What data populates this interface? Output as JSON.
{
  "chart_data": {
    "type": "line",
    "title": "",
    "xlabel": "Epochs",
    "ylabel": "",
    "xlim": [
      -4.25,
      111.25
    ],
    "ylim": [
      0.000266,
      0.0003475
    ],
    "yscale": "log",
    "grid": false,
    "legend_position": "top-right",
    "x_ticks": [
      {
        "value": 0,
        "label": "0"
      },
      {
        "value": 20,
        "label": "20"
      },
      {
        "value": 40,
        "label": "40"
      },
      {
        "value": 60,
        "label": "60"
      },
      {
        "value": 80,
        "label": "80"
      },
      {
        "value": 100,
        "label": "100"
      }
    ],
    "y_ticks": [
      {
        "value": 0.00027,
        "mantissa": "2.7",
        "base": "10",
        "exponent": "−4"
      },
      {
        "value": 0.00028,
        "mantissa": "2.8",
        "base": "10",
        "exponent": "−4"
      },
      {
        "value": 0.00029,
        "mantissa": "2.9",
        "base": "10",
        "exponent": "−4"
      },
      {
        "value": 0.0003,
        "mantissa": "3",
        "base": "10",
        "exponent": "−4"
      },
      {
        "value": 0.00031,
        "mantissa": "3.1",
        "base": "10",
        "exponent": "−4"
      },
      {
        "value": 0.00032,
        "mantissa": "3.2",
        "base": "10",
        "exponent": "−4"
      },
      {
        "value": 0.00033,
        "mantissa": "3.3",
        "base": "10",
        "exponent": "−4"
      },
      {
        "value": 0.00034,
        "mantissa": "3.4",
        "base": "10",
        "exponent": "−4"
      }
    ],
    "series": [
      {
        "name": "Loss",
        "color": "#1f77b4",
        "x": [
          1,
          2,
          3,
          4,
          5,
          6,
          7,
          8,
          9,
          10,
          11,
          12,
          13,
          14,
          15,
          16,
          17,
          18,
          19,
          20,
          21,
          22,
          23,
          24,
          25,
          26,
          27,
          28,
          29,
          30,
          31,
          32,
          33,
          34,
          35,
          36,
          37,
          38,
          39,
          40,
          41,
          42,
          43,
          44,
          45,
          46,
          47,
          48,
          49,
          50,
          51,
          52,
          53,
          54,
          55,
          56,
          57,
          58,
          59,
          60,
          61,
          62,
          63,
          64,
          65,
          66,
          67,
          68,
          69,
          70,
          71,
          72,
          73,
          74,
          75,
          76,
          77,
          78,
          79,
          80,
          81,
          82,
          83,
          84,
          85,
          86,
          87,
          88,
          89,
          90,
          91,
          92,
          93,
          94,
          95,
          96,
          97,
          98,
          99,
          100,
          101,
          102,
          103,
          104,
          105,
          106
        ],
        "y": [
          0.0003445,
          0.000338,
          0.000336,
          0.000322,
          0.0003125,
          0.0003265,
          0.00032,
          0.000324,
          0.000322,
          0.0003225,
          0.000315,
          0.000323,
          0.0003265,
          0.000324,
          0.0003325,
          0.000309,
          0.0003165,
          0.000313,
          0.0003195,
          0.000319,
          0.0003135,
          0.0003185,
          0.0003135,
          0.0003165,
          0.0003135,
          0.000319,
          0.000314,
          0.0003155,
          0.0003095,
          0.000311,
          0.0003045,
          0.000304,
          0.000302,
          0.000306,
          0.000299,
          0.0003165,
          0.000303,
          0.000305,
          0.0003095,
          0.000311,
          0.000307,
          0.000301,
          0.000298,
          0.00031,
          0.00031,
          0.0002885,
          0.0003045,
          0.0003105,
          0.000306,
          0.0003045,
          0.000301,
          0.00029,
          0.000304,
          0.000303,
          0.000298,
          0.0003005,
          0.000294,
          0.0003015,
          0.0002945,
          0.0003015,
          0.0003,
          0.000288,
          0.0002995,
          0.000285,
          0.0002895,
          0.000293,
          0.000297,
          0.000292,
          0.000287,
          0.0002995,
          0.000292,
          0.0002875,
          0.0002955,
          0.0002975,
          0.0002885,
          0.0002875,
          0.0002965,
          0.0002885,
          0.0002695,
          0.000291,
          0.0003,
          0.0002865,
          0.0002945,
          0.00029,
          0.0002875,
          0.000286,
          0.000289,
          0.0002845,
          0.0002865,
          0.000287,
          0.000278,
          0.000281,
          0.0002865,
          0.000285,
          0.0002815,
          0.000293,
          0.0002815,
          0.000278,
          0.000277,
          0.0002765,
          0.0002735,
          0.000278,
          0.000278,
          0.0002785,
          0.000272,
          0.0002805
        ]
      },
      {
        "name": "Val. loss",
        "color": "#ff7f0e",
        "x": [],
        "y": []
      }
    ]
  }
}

· · · ·

§ **TASK BRIEF**: Output each record exactly, leaving nothing out.

§ **SOLVED EXERCISE**:
What data populates this interface? Output as JSON.
{
  "chart_data": {
    "type": "line",
    "title": "",
    "xlabel": "Epochs",
    "ylabel": "",
    "xlim": [
      -4.25,
      111.25
    ],
    "ylim": [
      0.000266,
      0.0003475
    ],
    "yscale": "log",
    "grid": false,
    "legend_position": "top-right",
    "x_ticks": [
      {
        "value": 0,
        "label": "0"
      },
      {
        "value": 20,
        "label": "20"
      },
      {
        "value": 40,
        "label": "40"
      },
      {
        "value": 60,
        "label": "60"
      },
      {
        "value": 80,
        "label": "80"
      },
      {
        "value": 100,
        "label": "100"
      }
    ],
    "y_ticks": [
      {
        "value": 0.00027,
        "mantissa": "2.7",
        "base": "10",
        "exponent": "−4"
      },
      {
        "value": 0.00028,
        "mantissa": "2.8",
        "base": "10",
        "exponent": "−4"
      },
      {
        "value": 0.00029,
        "mantissa": "2.9",
        "base": "10",
        "exponent": "−4"
      },
      {
        "value": 0.0003,
        "mantissa": "3",
        "base": "10",
        "exponent": "−4"
      },
      {
        "value": 0.00031,
        "mantissa": "3.1",
        "base": "10",
        "exponent": "−4"
      },
      {
        "value": 0.00032,
        "mantissa": "3.2",
        "base": "10",
        "exponent": "−4"
      },
      {
        "value": 0.00033,
        "mantissa": "3.3",
        "base": "10",
        "exponent": "−4"
      },
      {
        "value": 0.00034,
        "mantissa": "3.4",
        "base": "10",
        "exponent": "−4"
      }
    ],
    "series": [
      {
        "name": "Loss",
        "color": "#1f77b4",
        "x": [
          1,
          2,
          3,
          4,
          5,
          6,
          7,
          8,
          9,
          10,
          11,
          12,
          13,
          14,
          15,
          16,
          17,
          18,
          19,
          20,
          21,
          22,
          23,
          24,
          25,
          26,
          27,
          28,
          29,
          30,
          31,
          32,
          33,
          34,
          35,
          36,
          37,
          38,
          39,
          40,
          41,
          42,
          43,
          44,
          45,
          46,
          47,
          48,
          49,
          50,
          51,
          52,
          53,
          54,
          55,
          56,
          57,
          58,
          59,
          60,
          61,
          62,
          63,
          64,
          65,
          66,
          67,
          68,
          69,
          70,
          71,
          72,
          73,
          74,
          75,
          76,
          77,
          78,
          79,
          80,
          81,
          82,
          83,
          84,
          85,
          86,
          87,
          88,
          89,
          90,
          91,
          92,
          93,
          94,
          95,
          96,
          97,
          98,
          99,
          100,
          101,
          102,
          103,
          104,
          105,
          106
        ],
        "y": [
          0.0003445,
          0.000338,
          0.000336,
          0.000322,
          0.0003125,
          0.0003265,
          0.00032,
          0.000324,
          0.000322,
          0.0003225,
          0.000315,
          0.000323,
          0.0003265,
          0.000324,
          0.0003325,
          0.000309,
          0.0003165,
          0.000313,
          0.0003195,
          0.000319,
          0.0003135,
          0.0003185,
          0.0003135,
          0.0003165,
          0.0003135,
          0.000319,
          0.000314,
          0.0003155,
          0.0003095,
          0.000311,
          0.0003045,
          0.000304,
          0.000302,
          0.000306,
          0.000299,
          0.0003165,
          0.000303,
          0.000305,
          0.0003095,
          0.000311,
          0.000307,
          0.000301,
          0.000298,
          0.00031,
          0.00031,
          0.0002885,
          0.0003045,
          0.0003105,
          0.000306,
          0.0003045,
          0.000301,
          0.00029,
          0.000304,
          0.000303,
          0.000298,
          0.0003005,
          0.000294,
          0.0003015,
          0.0002945,
          0.0003015,
          0.0003,
          0.000288,
          0.0002995,
          0.000285,
          0.0002895,
          0.000293,
          0.000297,
          0.000292,
          0.000287,
          0.0002995,
          0.000292,
          0.0002875,
          0.0002955,
          0.0002975,
          0.0002885,
          0.0002875,
          0.0002965,
          0.0002885,
          0.0002695,
          0.000291,
          0.0003,
          0.0002865,
          0.0002945,
          0.00029,
          0.0002875,
          0.000286,
          0.000289,
          0.0002845,
          0.0002865,
          0.000287,
          0.000278,
          0.000281,
          0.0002865,
          0.000285,
          0.0002815,
          0.000293,
          0.0002815,
          0.000278,
          0.000277,
          0.0002765,
          0.0002735,
          0.000278,
          0.000278,
          0.0002785,
          0.000272,
          0.0002805
        ]
      },
      {
        "name": "Val. loss",
        "color": "#ff7f0e",
        "x": [],
        "y": []
      }
    ]
  }
}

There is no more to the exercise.